* Stated task *
Identify all lines in the listing that include the word "time", and copy them out.

>>

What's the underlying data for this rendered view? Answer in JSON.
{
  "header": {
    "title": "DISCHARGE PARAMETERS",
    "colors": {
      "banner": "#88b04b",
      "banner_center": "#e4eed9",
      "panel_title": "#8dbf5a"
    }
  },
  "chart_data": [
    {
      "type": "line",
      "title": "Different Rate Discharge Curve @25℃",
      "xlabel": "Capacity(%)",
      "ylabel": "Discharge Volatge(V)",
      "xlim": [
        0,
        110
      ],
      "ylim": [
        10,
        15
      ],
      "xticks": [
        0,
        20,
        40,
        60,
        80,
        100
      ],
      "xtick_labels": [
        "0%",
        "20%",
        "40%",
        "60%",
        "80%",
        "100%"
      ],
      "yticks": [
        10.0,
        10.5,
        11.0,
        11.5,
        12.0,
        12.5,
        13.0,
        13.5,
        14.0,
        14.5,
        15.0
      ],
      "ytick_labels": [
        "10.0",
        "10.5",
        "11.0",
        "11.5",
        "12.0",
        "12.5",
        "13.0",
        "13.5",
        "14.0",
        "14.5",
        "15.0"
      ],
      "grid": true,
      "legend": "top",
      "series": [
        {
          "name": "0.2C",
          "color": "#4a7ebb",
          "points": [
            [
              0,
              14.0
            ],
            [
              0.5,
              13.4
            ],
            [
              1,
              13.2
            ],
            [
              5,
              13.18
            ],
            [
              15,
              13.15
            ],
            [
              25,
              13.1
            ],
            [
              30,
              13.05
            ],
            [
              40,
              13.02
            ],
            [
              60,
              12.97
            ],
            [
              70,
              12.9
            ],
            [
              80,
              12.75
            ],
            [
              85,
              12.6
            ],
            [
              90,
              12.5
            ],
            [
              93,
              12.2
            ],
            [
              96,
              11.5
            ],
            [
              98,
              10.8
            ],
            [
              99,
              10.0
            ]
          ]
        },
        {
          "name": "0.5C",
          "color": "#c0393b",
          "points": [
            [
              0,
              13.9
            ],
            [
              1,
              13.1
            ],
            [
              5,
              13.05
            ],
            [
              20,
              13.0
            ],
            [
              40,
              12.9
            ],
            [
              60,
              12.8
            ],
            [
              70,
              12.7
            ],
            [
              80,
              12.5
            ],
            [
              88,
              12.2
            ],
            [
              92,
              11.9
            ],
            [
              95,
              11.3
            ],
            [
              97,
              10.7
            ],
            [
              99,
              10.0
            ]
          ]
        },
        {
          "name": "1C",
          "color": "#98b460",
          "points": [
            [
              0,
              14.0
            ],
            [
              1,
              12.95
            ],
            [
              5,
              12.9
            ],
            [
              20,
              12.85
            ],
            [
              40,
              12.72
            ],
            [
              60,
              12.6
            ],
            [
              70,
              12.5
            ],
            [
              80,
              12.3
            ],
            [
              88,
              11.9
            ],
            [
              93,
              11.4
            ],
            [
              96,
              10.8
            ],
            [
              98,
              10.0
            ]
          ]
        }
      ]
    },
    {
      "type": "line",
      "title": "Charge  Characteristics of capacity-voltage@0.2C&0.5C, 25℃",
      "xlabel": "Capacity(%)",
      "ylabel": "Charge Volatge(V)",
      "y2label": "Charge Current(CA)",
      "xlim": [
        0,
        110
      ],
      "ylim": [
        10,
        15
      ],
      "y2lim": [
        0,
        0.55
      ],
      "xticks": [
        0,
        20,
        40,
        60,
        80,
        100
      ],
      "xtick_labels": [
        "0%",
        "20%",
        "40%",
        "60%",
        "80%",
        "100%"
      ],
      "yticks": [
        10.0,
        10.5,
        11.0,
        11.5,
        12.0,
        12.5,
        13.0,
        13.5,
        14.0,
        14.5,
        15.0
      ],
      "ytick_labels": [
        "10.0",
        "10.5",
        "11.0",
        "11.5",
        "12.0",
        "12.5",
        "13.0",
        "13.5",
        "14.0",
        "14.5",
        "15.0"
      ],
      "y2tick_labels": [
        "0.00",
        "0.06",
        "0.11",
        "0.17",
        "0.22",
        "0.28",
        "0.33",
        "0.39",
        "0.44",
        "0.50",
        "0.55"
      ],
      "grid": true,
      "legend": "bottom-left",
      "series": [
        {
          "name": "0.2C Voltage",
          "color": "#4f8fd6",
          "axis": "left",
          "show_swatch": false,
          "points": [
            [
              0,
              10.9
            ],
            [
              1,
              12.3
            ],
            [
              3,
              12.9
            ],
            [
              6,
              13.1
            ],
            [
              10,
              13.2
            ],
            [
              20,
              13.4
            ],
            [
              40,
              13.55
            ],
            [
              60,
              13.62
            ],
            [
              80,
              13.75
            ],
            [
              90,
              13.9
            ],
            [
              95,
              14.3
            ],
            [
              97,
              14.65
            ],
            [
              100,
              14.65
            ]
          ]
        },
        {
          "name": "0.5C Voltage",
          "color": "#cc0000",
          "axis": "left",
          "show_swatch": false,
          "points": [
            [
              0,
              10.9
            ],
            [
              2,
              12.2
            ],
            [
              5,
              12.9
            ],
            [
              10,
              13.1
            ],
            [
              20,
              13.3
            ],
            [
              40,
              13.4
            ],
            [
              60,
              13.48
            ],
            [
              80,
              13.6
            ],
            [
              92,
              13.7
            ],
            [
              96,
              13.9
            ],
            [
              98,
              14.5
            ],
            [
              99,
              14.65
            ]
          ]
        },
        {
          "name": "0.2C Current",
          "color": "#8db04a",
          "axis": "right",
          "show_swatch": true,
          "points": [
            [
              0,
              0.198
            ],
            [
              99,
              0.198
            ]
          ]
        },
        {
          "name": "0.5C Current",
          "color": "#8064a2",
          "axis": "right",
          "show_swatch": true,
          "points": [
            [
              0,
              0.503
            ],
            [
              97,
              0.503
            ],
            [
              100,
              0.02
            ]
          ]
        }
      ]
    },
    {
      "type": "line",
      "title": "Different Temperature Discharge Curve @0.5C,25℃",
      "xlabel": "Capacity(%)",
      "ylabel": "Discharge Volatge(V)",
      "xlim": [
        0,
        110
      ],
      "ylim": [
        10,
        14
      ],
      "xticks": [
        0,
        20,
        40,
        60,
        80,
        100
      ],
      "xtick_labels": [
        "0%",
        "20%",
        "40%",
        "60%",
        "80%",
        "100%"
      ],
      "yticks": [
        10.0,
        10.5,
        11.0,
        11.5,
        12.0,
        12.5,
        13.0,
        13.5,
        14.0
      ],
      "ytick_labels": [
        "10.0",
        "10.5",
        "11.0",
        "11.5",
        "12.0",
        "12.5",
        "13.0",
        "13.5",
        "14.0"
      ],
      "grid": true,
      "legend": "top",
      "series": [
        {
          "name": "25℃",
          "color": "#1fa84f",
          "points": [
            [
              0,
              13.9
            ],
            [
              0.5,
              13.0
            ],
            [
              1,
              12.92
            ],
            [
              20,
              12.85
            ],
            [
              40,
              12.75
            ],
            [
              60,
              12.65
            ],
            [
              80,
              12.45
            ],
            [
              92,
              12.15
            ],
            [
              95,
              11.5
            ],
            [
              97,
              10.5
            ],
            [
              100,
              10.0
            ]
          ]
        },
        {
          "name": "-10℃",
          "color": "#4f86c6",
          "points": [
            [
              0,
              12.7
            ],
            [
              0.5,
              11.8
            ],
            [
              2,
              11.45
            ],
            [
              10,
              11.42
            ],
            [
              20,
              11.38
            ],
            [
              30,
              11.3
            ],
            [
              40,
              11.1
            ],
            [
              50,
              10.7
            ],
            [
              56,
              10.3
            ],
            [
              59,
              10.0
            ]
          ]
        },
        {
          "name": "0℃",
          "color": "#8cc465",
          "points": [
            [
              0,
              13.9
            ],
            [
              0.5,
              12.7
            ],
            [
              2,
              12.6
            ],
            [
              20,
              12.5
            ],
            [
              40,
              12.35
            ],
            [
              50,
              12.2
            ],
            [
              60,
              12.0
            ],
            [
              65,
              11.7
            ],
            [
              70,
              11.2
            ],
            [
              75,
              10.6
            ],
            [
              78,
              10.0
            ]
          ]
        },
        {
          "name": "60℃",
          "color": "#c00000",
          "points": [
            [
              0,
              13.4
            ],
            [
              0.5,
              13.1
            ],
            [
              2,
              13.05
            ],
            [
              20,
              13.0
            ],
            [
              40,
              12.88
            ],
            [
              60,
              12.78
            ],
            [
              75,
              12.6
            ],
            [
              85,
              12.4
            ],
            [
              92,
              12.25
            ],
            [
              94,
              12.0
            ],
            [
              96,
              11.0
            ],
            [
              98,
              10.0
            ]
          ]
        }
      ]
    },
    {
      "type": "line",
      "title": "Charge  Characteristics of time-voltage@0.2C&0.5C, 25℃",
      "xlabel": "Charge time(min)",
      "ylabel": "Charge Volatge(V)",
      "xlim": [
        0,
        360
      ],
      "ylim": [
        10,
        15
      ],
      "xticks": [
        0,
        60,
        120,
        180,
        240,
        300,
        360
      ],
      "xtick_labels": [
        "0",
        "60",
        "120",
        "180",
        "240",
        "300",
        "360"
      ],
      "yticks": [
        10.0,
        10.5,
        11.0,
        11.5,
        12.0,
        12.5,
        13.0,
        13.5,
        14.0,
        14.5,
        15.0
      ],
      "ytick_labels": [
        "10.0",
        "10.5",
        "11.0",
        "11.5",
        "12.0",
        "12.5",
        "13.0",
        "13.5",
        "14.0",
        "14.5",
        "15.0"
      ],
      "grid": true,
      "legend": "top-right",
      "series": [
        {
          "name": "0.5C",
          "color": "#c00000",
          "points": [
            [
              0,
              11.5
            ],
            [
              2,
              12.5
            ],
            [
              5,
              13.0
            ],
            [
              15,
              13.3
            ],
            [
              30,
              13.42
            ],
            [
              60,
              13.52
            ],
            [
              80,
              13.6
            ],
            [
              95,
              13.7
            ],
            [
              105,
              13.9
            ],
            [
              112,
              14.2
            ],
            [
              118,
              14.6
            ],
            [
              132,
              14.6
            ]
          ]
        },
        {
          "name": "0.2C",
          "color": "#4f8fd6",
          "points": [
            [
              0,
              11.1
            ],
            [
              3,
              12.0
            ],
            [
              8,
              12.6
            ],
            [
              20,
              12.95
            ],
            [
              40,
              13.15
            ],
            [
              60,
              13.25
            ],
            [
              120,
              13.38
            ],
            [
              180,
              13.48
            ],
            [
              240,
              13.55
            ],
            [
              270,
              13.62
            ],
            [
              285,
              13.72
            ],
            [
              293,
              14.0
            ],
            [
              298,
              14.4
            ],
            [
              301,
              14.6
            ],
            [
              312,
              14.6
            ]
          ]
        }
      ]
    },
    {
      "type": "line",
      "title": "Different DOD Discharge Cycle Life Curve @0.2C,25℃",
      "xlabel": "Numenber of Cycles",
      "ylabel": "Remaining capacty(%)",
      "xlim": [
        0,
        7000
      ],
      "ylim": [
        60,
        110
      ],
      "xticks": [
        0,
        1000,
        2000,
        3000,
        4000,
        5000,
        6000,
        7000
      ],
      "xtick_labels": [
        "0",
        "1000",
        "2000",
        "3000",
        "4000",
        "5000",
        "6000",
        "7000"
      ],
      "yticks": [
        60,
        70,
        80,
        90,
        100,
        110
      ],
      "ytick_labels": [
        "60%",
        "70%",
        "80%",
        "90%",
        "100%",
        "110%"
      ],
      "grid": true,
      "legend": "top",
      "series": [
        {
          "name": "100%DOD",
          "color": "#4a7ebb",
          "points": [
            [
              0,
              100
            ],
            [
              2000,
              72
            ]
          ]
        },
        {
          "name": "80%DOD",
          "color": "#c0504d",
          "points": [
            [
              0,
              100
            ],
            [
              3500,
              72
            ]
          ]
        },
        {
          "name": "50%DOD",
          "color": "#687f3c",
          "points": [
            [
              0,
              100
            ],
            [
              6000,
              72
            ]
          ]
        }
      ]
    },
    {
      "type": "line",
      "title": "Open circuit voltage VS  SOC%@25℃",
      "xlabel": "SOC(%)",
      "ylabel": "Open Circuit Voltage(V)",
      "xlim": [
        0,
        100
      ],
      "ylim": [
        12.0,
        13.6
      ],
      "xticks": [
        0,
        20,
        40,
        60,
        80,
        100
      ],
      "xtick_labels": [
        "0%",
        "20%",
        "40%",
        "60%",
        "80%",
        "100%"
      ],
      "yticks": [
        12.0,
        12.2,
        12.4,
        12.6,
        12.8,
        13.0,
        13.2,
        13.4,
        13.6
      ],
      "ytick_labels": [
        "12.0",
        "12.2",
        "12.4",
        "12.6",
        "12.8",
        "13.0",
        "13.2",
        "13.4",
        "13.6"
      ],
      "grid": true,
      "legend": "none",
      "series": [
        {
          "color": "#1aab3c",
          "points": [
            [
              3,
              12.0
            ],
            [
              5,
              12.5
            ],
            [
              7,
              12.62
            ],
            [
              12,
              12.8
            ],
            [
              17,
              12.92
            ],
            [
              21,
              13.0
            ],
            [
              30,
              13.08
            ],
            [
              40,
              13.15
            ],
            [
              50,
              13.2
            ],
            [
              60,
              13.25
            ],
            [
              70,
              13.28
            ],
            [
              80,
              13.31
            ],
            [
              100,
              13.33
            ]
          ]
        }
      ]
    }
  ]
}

<<

* Exercise solution *
      "title": "Charge  Characteristics of time-voltage@0.2C&0.5C, 25℃",
      "xlabel": "Charge time(min)",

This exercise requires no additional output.